— BEGIN PROVIDED DATA —

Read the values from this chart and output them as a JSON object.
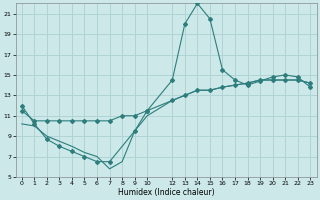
{
  "xlabel": "Humidex (Indice chaleur)",
  "ylabel": "",
  "bg_color": "#cce8e8",
  "grid_color": "#b0d4d4",
  "line_color": "#2d7d7d",
  "xlim": [
    -0.5,
    23.5
  ],
  "ylim": [
    5,
    22
  ],
  "yticks": [
    5,
    7,
    9,
    11,
    13,
    15,
    17,
    19,
    21
  ],
  "xticks": [
    0,
    1,
    2,
    3,
    4,
    5,
    6,
    7,
    8,
    9,
    10,
    12,
    13,
    14,
    15,
    16,
    17,
    18,
    19,
    20,
    21,
    22,
    23
  ],
  "line1_x": [
    0,
    1,
    2,
    3,
    4,
    5,
    6,
    7,
    9,
    10,
    12,
    13,
    14,
    15,
    16,
    17,
    18,
    19,
    20,
    21,
    22,
    23
  ],
  "line1_y": [
    12.0,
    10.2,
    8.7,
    8.0,
    7.5,
    7.0,
    6.5,
    6.5,
    9.5,
    11.5,
    14.5,
    20.0,
    22.0,
    20.5,
    15.5,
    14.5,
    14.0,
    14.4,
    14.8,
    15.0,
    14.8,
    13.8
  ],
  "line2_x": [
    0,
    1,
    2,
    3,
    4,
    5,
    6,
    7,
    8,
    9,
    10,
    12,
    13,
    14,
    15,
    16,
    17,
    18,
    19,
    20,
    21,
    22,
    23
  ],
  "line2_y": [
    11.5,
    10.5,
    10.5,
    10.5,
    10.5,
    10.5,
    10.5,
    10.5,
    11.0,
    11.0,
    11.5,
    12.5,
    13.0,
    13.5,
    13.5,
    13.8,
    14.0,
    14.2,
    14.5,
    14.5,
    14.5,
    14.5,
    14.2
  ],
  "line3_x": [
    0,
    1,
    2,
    3,
    4,
    5,
    6,
    7,
    8,
    9,
    10,
    12,
    13,
    14,
    15,
    16,
    17,
    18,
    19,
    20,
    21,
    22,
    23
  ],
  "line3_y": [
    10.2,
    10.0,
    9.0,
    8.5,
    8.0,
    7.4,
    7.0,
    5.8,
    6.5,
    9.5,
    11.0,
    12.5,
    13.0,
    13.5,
    13.5,
    13.8,
    14.0,
    14.2,
    14.5,
    14.5,
    14.5,
    14.5,
    14.2
  ]
}
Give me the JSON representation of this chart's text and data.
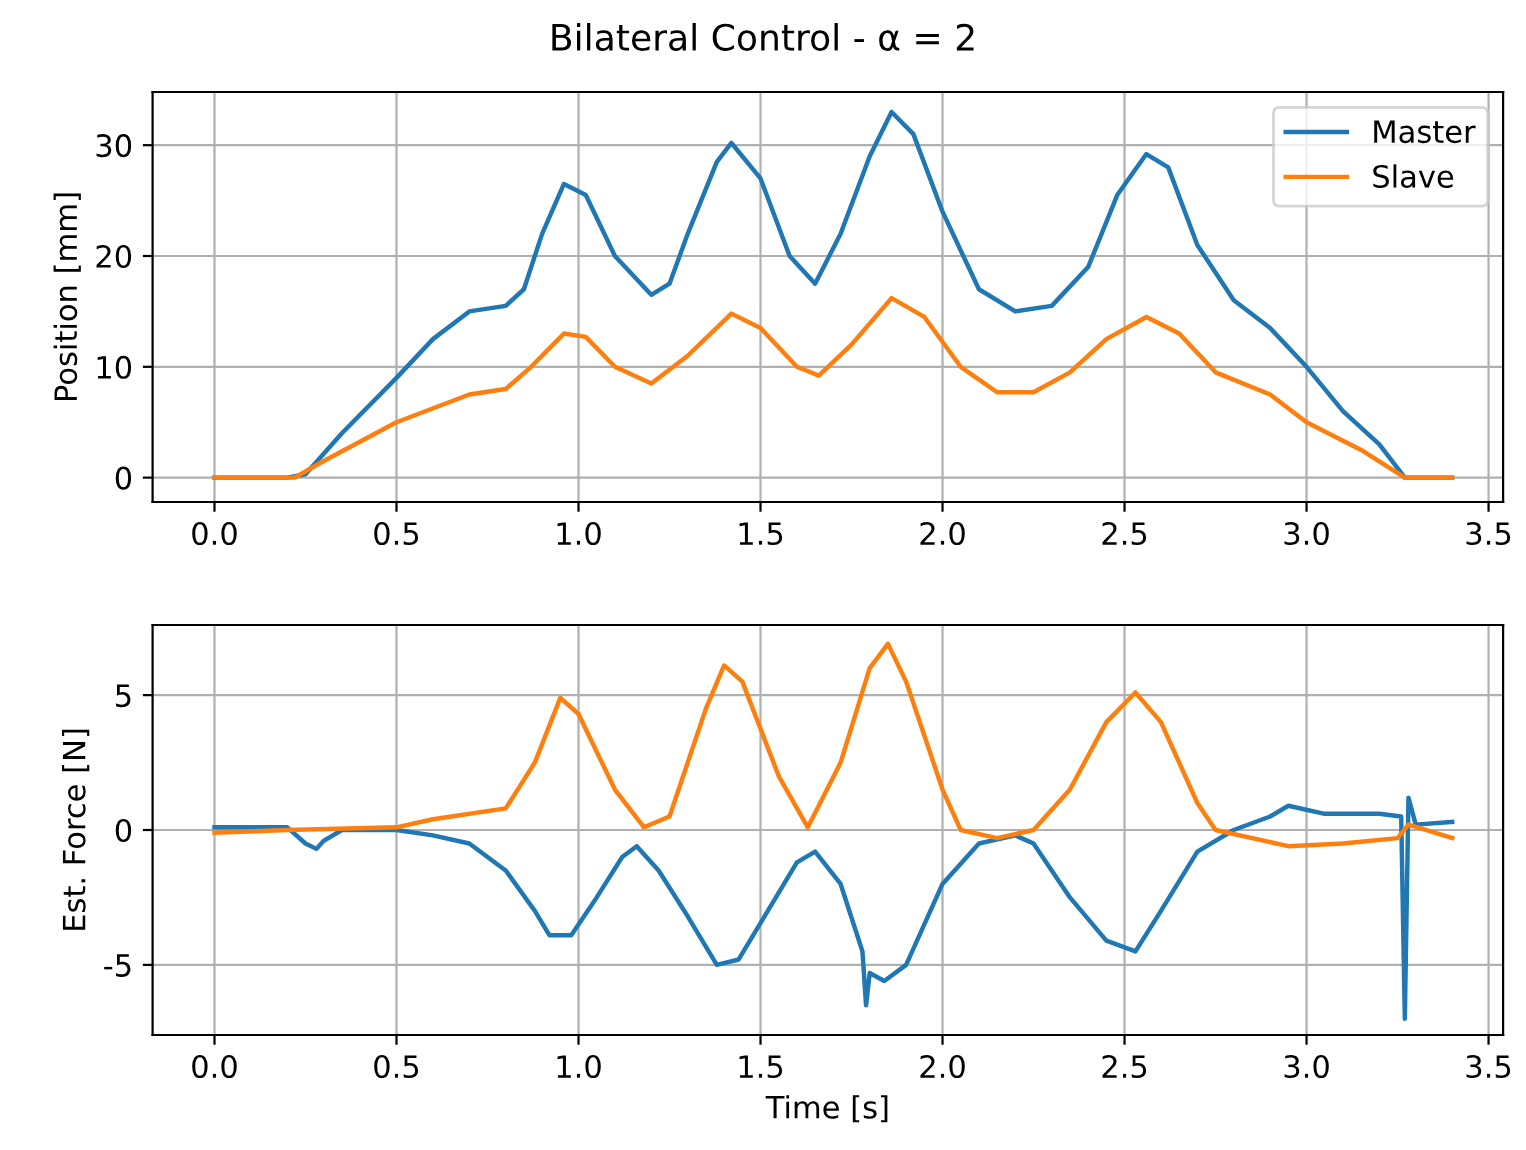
{
  "chart_data": [
    {
      "type": "line",
      "title": "Bilateral Control - α = 2",
      "ylabel": "Position [mm]",
      "xlim": [
        -0.17,
        3.54
      ],
      "xticks": [
        {
          "value": 0,
          "label": "0.0"
        },
        {
          "value": 0.5,
          "label": "0.5"
        },
        {
          "value": 1,
          "label": "1.0"
        },
        {
          "value": 1.5,
          "label": "1.5"
        },
        {
          "value": 2,
          "label": "2.0"
        },
        {
          "value": 2.5,
          "label": "2.5"
        },
        {
          "value": 3,
          "label": "3.0"
        },
        {
          "value": 3.5,
          "label": "3.5"
        }
      ],
      "ylim": [
        -2.2,
        34.8
      ],
      "yticks": [
        0,
        10,
        20,
        30
      ],
      "grid": true,
      "legend": "top right",
      "series": [
        {
          "name": "Master",
          "color": "#1f77b4",
          "x": [
            0,
            0.2,
            0.25,
            0.35,
            0.5,
            0.6,
            0.7,
            0.8,
            0.85,
            0.9,
            0.96,
            1.02,
            1.1,
            1.2,
            1.25,
            1.3,
            1.38,
            1.42,
            1.5,
            1.58,
            1.65,
            1.72,
            1.8,
            1.86,
            1.92,
            2.0,
            2.1,
            2.2,
            2.3,
            2.4,
            2.48,
            2.56,
            2.62,
            2.7,
            2.8,
            2.9,
            3.0,
            3.1,
            3.2,
            3.27,
            3.4
          ],
          "values": [
            0,
            0,
            0.3,
            4,
            9,
            12.5,
            15,
            15.5,
            17,
            22,
            26.5,
            25.5,
            20,
            16.5,
            17.5,
            22,
            28.5,
            30.2,
            27,
            20,
            17.5,
            22,
            29,
            33,
            31,
            24,
            17,
            15,
            15.5,
            19,
            25.5,
            29.2,
            28,
            21,
            16,
            13.5,
            10,
            6,
            3,
            0,
            0
          ]
        },
        {
          "name": "Slave",
          "color": "#ff7f0e",
          "x": [
            0,
            0.22,
            0.3,
            0.5,
            0.7,
            0.8,
            0.87,
            0.96,
            1.02,
            1.1,
            1.2,
            1.3,
            1.42,
            1.5,
            1.6,
            1.66,
            1.75,
            1.86,
            1.95,
            2.05,
            2.15,
            2.25,
            2.35,
            2.45,
            2.56,
            2.65,
            2.75,
            2.9,
            3.0,
            3.15,
            3.27,
            3.4
          ],
          "values": [
            0,
            0,
            1.5,
            5,
            7.5,
            8,
            10,
            13,
            12.7,
            10,
            8.5,
            11,
            14.8,
            13.5,
            10,
            9.2,
            12,
            16.2,
            14.5,
            10,
            7.7,
            7.7,
            9.5,
            12.5,
            14.5,
            13,
            9.5,
            7.5,
            5,
            2.5,
            0,
            0
          ]
        }
      ]
    },
    {
      "type": "line",
      "xlabel": "Time [s]",
      "ylabel": "Est. Force [N]",
      "xlim": [
        -0.17,
        3.54
      ],
      "xticks": [
        {
          "value": 0,
          "label": "0.0"
        },
        {
          "value": 0.5,
          "label": "0.5"
        },
        {
          "value": 1,
          "label": "1.0"
        },
        {
          "value": 1.5,
          "label": "1.5"
        },
        {
          "value": 2,
          "label": "2.0"
        },
        {
          "value": 2.5,
          "label": "2.5"
        },
        {
          "value": 3,
          "label": "3.0"
        },
        {
          "value": 3.5,
          "label": "3.5"
        }
      ],
      "ylim": [
        -7.6,
        7.6
      ],
      "yticks": [
        -5,
        0,
        5
      ],
      "grid": true,
      "series": [
        {
          "color": "#1f77b4",
          "x": [
            0,
            0.2,
            0.25,
            0.28,
            0.3,
            0.35,
            0.5,
            0.6,
            0.7,
            0.8,
            0.88,
            0.92,
            0.98,
            1.05,
            1.12,
            1.16,
            1.22,
            1.3,
            1.38,
            1.44,
            1.52,
            1.6,
            1.65,
            1.72,
            1.78,
            1.79,
            1.8,
            1.84,
            1.9,
            2.0,
            2.1,
            2.2,
            2.25,
            2.35,
            2.45,
            2.53,
            2.6,
            2.7,
            2.8,
            2.9,
            2.95,
            3.05,
            3.2,
            3.26,
            3.27,
            3.28,
            3.3,
            3.4
          ],
          "values": [
            0.1,
            0.1,
            -0.5,
            -0.7,
            -0.4,
            0,
            0,
            -0.2,
            -0.5,
            -1.5,
            -3,
            -3.9,
            -3.9,
            -2.5,
            -1,
            -0.6,
            -1.5,
            -3.2,
            -5,
            -4.8,
            -3,
            -1.2,
            -0.8,
            -2,
            -4.5,
            -6.5,
            -5.3,
            -5.6,
            -5,
            -2,
            -0.5,
            -0.2,
            -0.5,
            -2.5,
            -4.1,
            -4.5,
            -3,
            -0.8,
            0,
            0.5,
            0.9,
            0.6,
            0.6,
            0.5,
            -7.0,
            1.2,
            0.2,
            0.3
          ]
        },
        {
          "color": "#ff7f0e",
          "x": [
            0,
            0.2,
            0.5,
            0.6,
            0.8,
            0.88,
            0.95,
            1.0,
            1.1,
            1.18,
            1.25,
            1.35,
            1.4,
            1.45,
            1.55,
            1.63,
            1.72,
            1.8,
            1.85,
            1.9,
            2.0,
            2.05,
            2.15,
            2.25,
            2.35,
            2.45,
            2.53,
            2.6,
            2.7,
            2.75,
            2.95,
            3.1,
            3.25,
            3.28,
            3.4
          ],
          "values": [
            -0.1,
            0,
            0.1,
            0.4,
            0.8,
            2.5,
            4.9,
            4.3,
            1.5,
            0.1,
            0.5,
            4.5,
            6.1,
            5.5,
            2,
            0.1,
            2.5,
            6,
            6.9,
            5.5,
            1.5,
            0,
            -0.3,
            0,
            1.5,
            4,
            5.1,
            4,
            1,
            0,
            -0.6,
            -0.5,
            -0.3,
            0.2,
            -0.3
          ]
        }
      ]
    }
  ]
}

— END PROVIDED DATA —

GIVEN INSTRUCTION: Where a line above holds the string "JSON", show that line.

IN RESPONSE:
Read the values from this chart and output them as a JSON object.
Give me the JSON representation of this chart's text and data.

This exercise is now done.